**Challenge**
The records below are to be copied word for word, with every picture left out.

**Provided records**

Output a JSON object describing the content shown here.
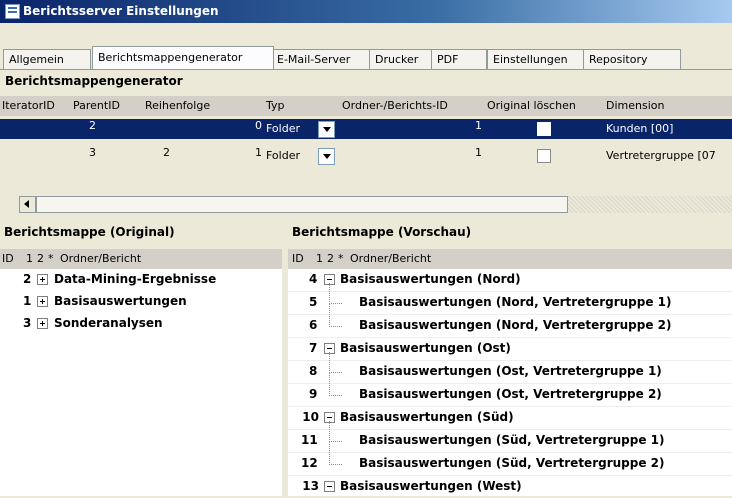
{
  "window": {
    "title": "Berichtsserver Einstellungen"
  },
  "tabs": [
    {
      "label": "Allgemein",
      "active": false
    },
    {
      "label": "Berichtsmappengenerator",
      "active": true
    },
    {
      "label": "E-Mail-Server",
      "active": false
    },
    {
      "label": "Drucker",
      "active": false
    },
    {
      "label": "PDF",
      "active": false
    },
    {
      "label": "Einstellungen",
      "active": false
    },
    {
      "label": "Repository",
      "active": false
    }
  ],
  "generator": {
    "section_title": "Berichtsmappengenerator",
    "columns": [
      "IteratorID",
      "ParentID",
      "Reihenfolge",
      "Typ",
      "Ordner-/Berichts-ID",
      "Original löschen",
      "Dimension"
    ],
    "rows": [
      {
        "iterator_id": "2",
        "parent_id": "",
        "reihenfolge": "0",
        "typ": "Folder",
        "ordner_id": "1",
        "original_loeschen": false,
        "dimension": "Kunden [00]",
        "selected": true
      },
      {
        "iterator_id": "3",
        "parent_id": "2",
        "reihenfolge": "1",
        "typ": "Folder",
        "ordner_id": "1",
        "original_loeschen": false,
        "dimension": "Vertretergruppe [07",
        "selected": false
      }
    ]
  },
  "original": {
    "title": "Berichtsmappe (Original)",
    "header": {
      "id": "ID",
      "c1": "1",
      "c2": "2",
      "star": "*",
      "name": "Ordner/Bericht"
    },
    "items": [
      {
        "id": "2",
        "label": "Data-Mining-Ergebnisse"
      },
      {
        "id": "1",
        "label": "Basisauswertungen"
      },
      {
        "id": "3",
        "label": "Sonderanalysen"
      }
    ]
  },
  "preview": {
    "title": "Berichtsmappe (Vorschau)",
    "header": {
      "id": "ID",
      "c1": "1",
      "c2": "2",
      "star": "*",
      "name": "Ordner/Bericht"
    },
    "items": [
      {
        "id": "4",
        "label": "Basisauswertungen (Nord)",
        "folder": true
      },
      {
        "id": "5",
        "label": "Basisauswertungen (Nord, Vertretergruppe 1)",
        "folder": false
      },
      {
        "id": "6",
        "label": "Basisauswertungen (Nord, Vertretergruppe 2)",
        "folder": false
      },
      {
        "id": "7",
        "label": "Basisauswertungen (Ost)",
        "folder": true
      },
      {
        "id": "8",
        "label": "Basisauswertungen (Ost, Vertretergruppe 1)",
        "folder": false
      },
      {
        "id": "9",
        "label": "Basisauswertungen (Ost, Vertretergruppe 2)",
        "folder": false
      },
      {
        "id": "10",
        "label": "Basisauswertungen (Süd)",
        "folder": true
      },
      {
        "id": "11",
        "label": "Basisauswertungen (Süd, Vertretergruppe 1)",
        "folder": false
      },
      {
        "id": "12",
        "label": "Basisauswertungen (Süd, Vertretergruppe 2)",
        "folder": false
      },
      {
        "id": "13",
        "label": "Basisauswertungen (West)",
        "folder": true
      }
    ]
  },
  "colors": {
    "selection": "#0a246a",
    "title_bar": "#0a246a",
    "window_bg": "#ece9d8"
  }
}
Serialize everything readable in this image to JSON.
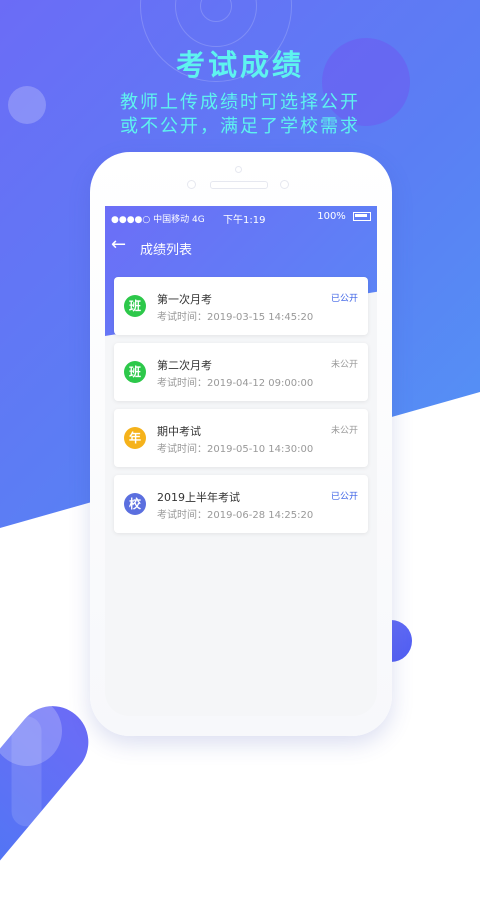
{
  "promo": {
    "headline": "考试成绩",
    "line1": "教师上传成绩时可选择公开",
    "line2": "或不公开，满足了学校需求"
  },
  "status_bar": {
    "carrier": "●●●●○ 中国移动 4G",
    "time": "下午1:19",
    "battery": "100%"
  },
  "nav": {
    "back_icon": "arrow-left-icon",
    "title": "成绩列表"
  },
  "colors": {
    "green": "#2dc84a",
    "yellow": "#f5b21b",
    "blue": "#5b6fdf",
    "public_blue": "#3d63e6",
    "private_gray": "#999999"
  },
  "exams": [
    {
      "avatar": "班",
      "title": "第一次月考",
      "time": "考试时间：2019-03-15  14:45:20",
      "status": "已公开"
    },
    {
      "avatar": "班",
      "title": "第二次月考",
      "time": "考试时间：2019-04-12  09:00:00",
      "status": "未公开"
    },
    {
      "avatar": "年",
      "title": "期中考试",
      "time": "考试时间：2019-05-10  14:30:00",
      "status": "未公开"
    },
    {
      "avatar": "校",
      "title": "2019上半年考试",
      "time": "考试时间：2019-06-28  14:25:20",
      "status": "已公开"
    }
  ]
}
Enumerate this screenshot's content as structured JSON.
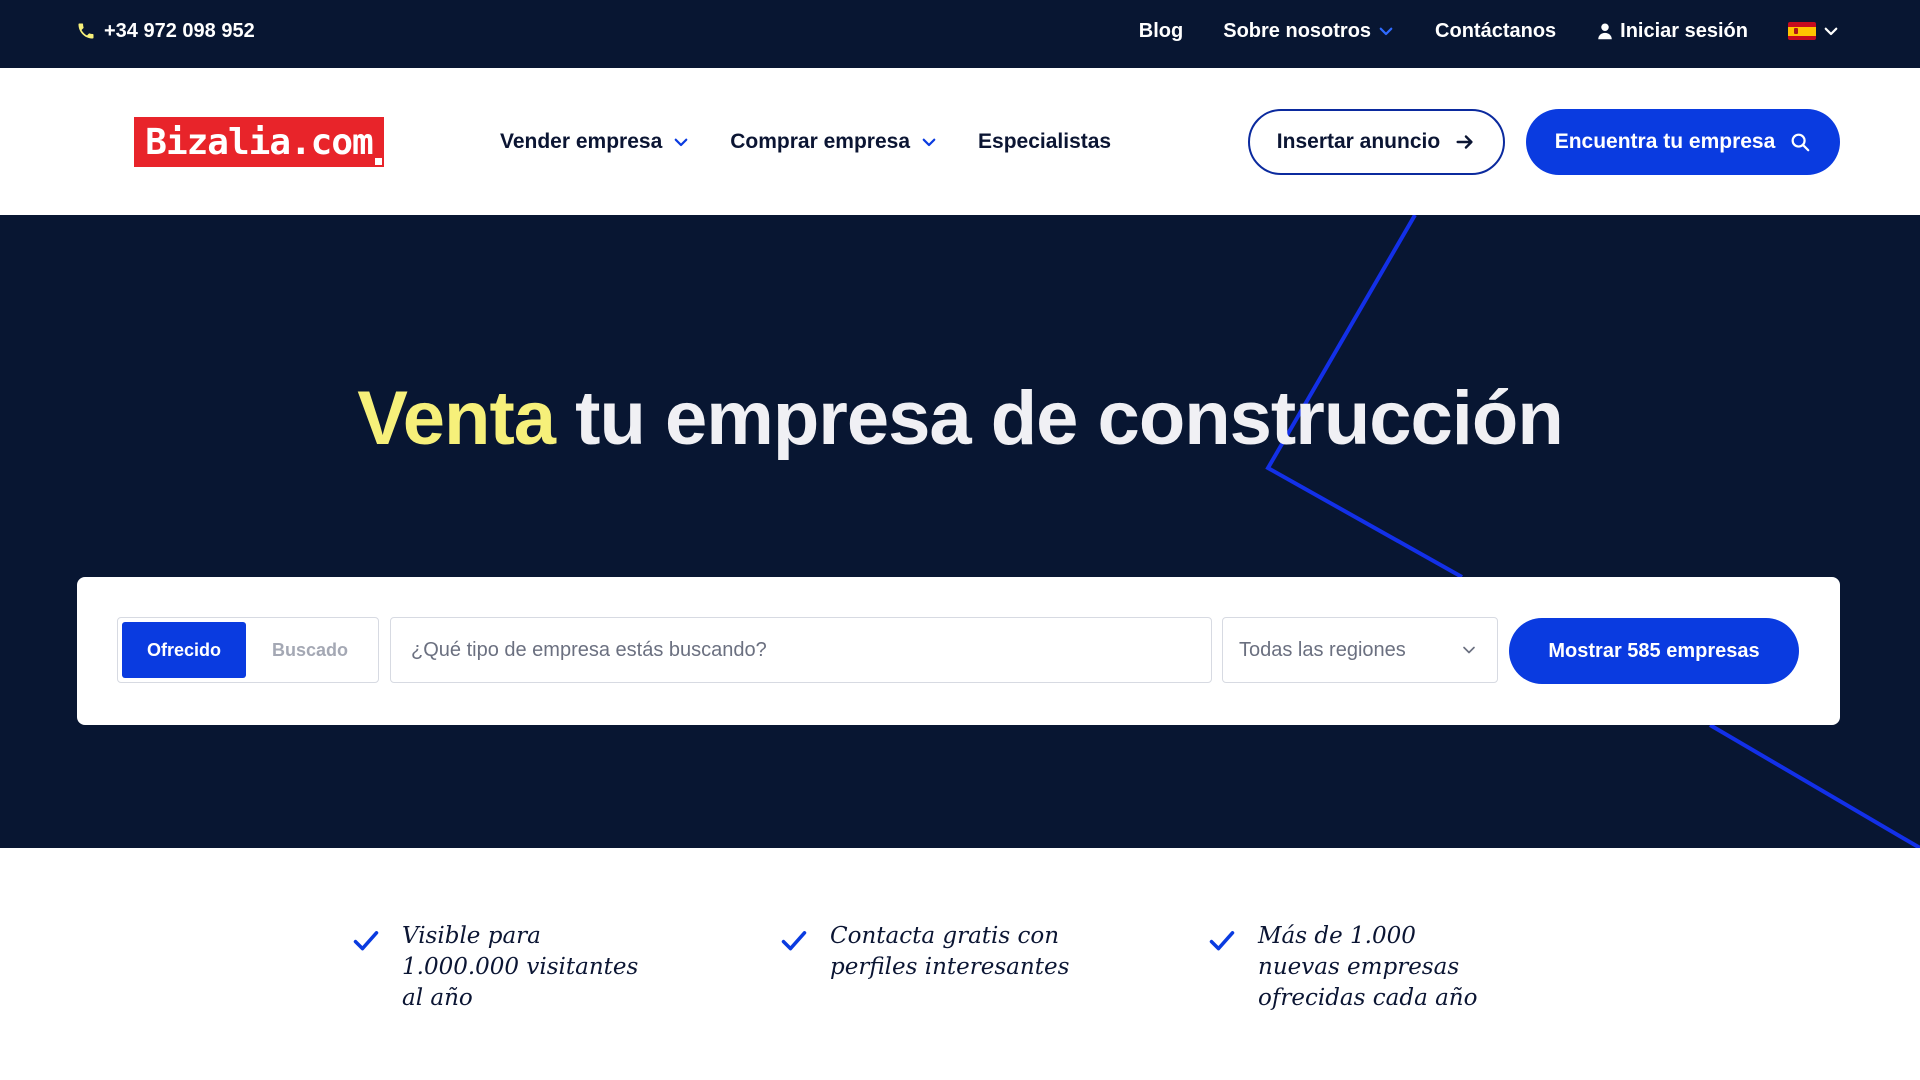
{
  "topbar": {
    "phone": "+34 972 098 952",
    "blog": "Blog",
    "about": "Sobre nosotros",
    "contact": "Contáctanos",
    "login": "Iniciar sesión"
  },
  "header": {
    "logo_text": "Bizalia.com",
    "nav": {
      "sell": "Vender empresa",
      "buy": "Comprar empresa",
      "specialists": "Especialistas"
    },
    "insert_ad": "Insertar anuncio",
    "find_company": "Encuentra tu empresa"
  },
  "hero": {
    "headline_highlight": "Venta",
    "headline_rest": " tu empresa de construcción"
  },
  "search": {
    "toggle_offered": "Ofrecido",
    "toggle_wanted": "Buscado",
    "placeholder": "¿Qué tipo de empresa estás buscando?",
    "region": "Todas las regiones",
    "submit": "Mostrar 585 empresas"
  },
  "features": [
    "Visible para 1.000.000 visitantes al año",
    "Contacta gratis con perfiles interesantes",
    "Más de 1.000 nuevas empresas ofrecidas cada año"
  ],
  "colors": {
    "navy": "#081632",
    "accent_blue": "#0a3be0",
    "highlight_yellow": "#f6f07a",
    "logo_red": "#e8242a",
    "line_blue": "#1330e8"
  },
  "icons": {
    "phone": "phone-icon",
    "chevron": "chevron-down-icon",
    "user": "user-icon",
    "flag": "spain-flag-icon",
    "arrow": "arrow-right-icon",
    "search": "search-icon",
    "check": "check-icon"
  }
}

**Answer**
Output a JSON object describing the content shown here.
{
  "window": {
    "title": "Berichtsserver Einstellungen"
  },
  "tabs": [
    {
      "label": "Allgemein",
      "active": false
    },
    {
      "label": "Berichtsmappengenerator",
      "active": true
    },
    {
      "label": "E-Mail-Server",
      "active": false
    },
    {
      "label": "Drucker",
      "active": false
    },
    {
      "label": "PDF",
      "active": false
    },
    {
      "label": "Einstellungen",
      "active": false
    },
    {
      "label": "Repository",
      "active": false
    }
  ],
  "generator": {
    "section_title": "Berichtsmappengenerator",
    "columns": [
      "IteratorID",
      "ParentID",
      "Reihenfolge",
      "Typ",
      "Ordner-/Berichts-ID",
      "Original löschen",
      "Dimension"
    ],
    "rows": [
      {
        "iterator_id": "2",
        "parent_id": "",
        "reihenfolge": "0",
        "typ": "Folder",
        "ordner_id": "1",
        "original_loeschen": false,
        "dimension": "Kunden [00]",
        "selected": true
      },
      {
        "iterator_id": "3",
        "parent_id": "2",
        "reihenfolge": "1",
        "typ": "Folder",
        "ordner_id": "1",
        "original_loeschen": false,
        "dimension": "Vertretergruppe [07",
        "selected": false
      }
    ]
  },
  "original": {
    "title": "Berichtsmappe (Original)",
    "header": {
      "id": "ID",
      "c1": "1",
      "c2": "2",
      "star": "*",
      "name": "Ordner/Bericht"
    },
    "items": [
      {
        "id": "2",
        "label": "Data-Mining-Ergebnisse"
      },
      {
        "id": "1",
        "label": "Basisauswertungen"
      },
      {
        "id": "3",
        "label": "Sonderanalysen"
      }
    ]
  },
  "preview": {
    "title": "Berichtsmappe (Vorschau)",
    "header": {
      "id": "ID",
      "c1": "1",
      "c2": "2",
      "star": "*",
      "name": "Ordner/Bericht"
    },
    "items": [
      {
        "id": "4",
        "label": "Basisauswertungen (Nord)",
        "folder": true
      },
      {
        "id": "5",
        "label": "Basisauswertungen (Nord, Vertretergruppe 1)",
        "folder": false
      },
      {
        "id": "6",
        "label": "Basisauswertungen (Nord, Vertretergruppe 2)",
        "folder": false
      },
      {
        "id": "7",
        "label": "Basisauswertungen (Ost)",
        "folder": true
      },
      {
        "id": "8",
        "label": "Basisauswertungen (Ost, Vertretergruppe 1)",
        "folder": false
      },
      {
        "id": "9",
        "label": "Basisauswertungen (Ost, Vertretergruppe 2)",
        "folder": false
      },
      {
        "id": "10",
        "label": "Basisauswertungen (Süd)",
        "folder": true
      },
      {
        "id": "11",
        "label": "Basisauswertungen (Süd, Vertretergruppe 1)",
        "folder": false
      },
      {
        "id": "12",
        "label": "Basisauswertungen (Süd, Vertretergruppe 2)",
        "folder": false
      },
      {
        "id": "13",
        "label": "Basisauswertungen (West)",
        "folder": true
      }
    ]
  },
  "colors": {
    "selection": "#0a246a",
    "title_bar": "#0a246a",
    "window_bg": "#ece9d8"
  }
}
Serialize everything readable in this image to JSON.
{
  "promo": {
    "headline": "考试成绩",
    "line1": "教师上传成绩时可选择公开",
    "line2": "或不公开，满足了学校需求"
  },
  "status_bar": {
    "carrier": "●●●●○ 中国移动 4G",
    "time": "下午1:19",
    "battery": "100%"
  },
  "nav": {
    "back_icon": "arrow-left-icon",
    "title": "成绩列表"
  },
  "colors": {
    "green": "#2dc84a",
    "yellow": "#f5b21b",
    "blue": "#5b6fdf",
    "public_blue": "#3d63e6",
    "private_gray": "#999999"
  },
  "exams": [
    {
      "avatar": "班",
      "title": "第一次月考",
      "time": "考试时间：2019-03-15  14:45:20",
      "status": "已公开"
    },
    {
      "avatar": "班",
      "title": "第二次月考",
      "time": "考试时间：2019-04-12  09:00:00",
      "status": "未公开"
    },
    {
      "avatar": "年",
      "title": "期中考试",
      "time": "考试时间：2019-05-10  14:30:00",
      "status": "未公开"
    },
    {
      "avatar": "校",
      "title": "2019上半年考试",
      "time": "考试时间：2019-06-28  14:25:20",
      "status": "已公开"
    }
  ]
}
Enumerate this screenshot's content as structured JSON.
{
  "topbar": {
    "phone": "+34 972 098 952",
    "blog": "Blog",
    "about": "Sobre nosotros",
    "contact": "Contáctanos",
    "login": "Iniciar sesión"
  },
  "header": {
    "logo_text": "Bizalia.com",
    "nav": {
      "sell": "Vender empresa",
      "buy": "Comprar empresa",
      "specialists": "Especialistas"
    },
    "insert_ad": "Insertar anuncio",
    "find_company": "Encuentra tu empresa"
  },
  "hero": {
    "headline_highlight": "Venta",
    "headline_rest": " tu empresa de construcción"
  },
  "search": {
    "toggle_offered": "Ofrecido",
    "toggle_wanted": "Buscado",
    "placeholder": "¿Qué tipo de empresa estás buscando?",
    "region": "Todas las regiones",
    "submit": "Mostrar 585 empresas"
  },
  "features": [
    "Visible para 1.000.000 visitantes al año",
    "Contacta gratis con perfiles interesantes",
    "Más de 1.000 nuevas empresas ofrecidas cada año"
  ],
  "colors": {
    "navy": "#081632",
    "accent_blue": "#0a3be0",
    "highlight_yellow": "#f6f07a",
    "logo_red": "#e8242a",
    "line_blue": "#1330e8"
  },
  "icons": {
    "phone": "phone-icon",
    "chevron": "chevron-down-icon",
    "user": "user-icon",
    "flag": "spain-flag-icon",
    "arrow": "arrow-right-icon",
    "search": "search-icon",
    "check": "check-icon"
  }
}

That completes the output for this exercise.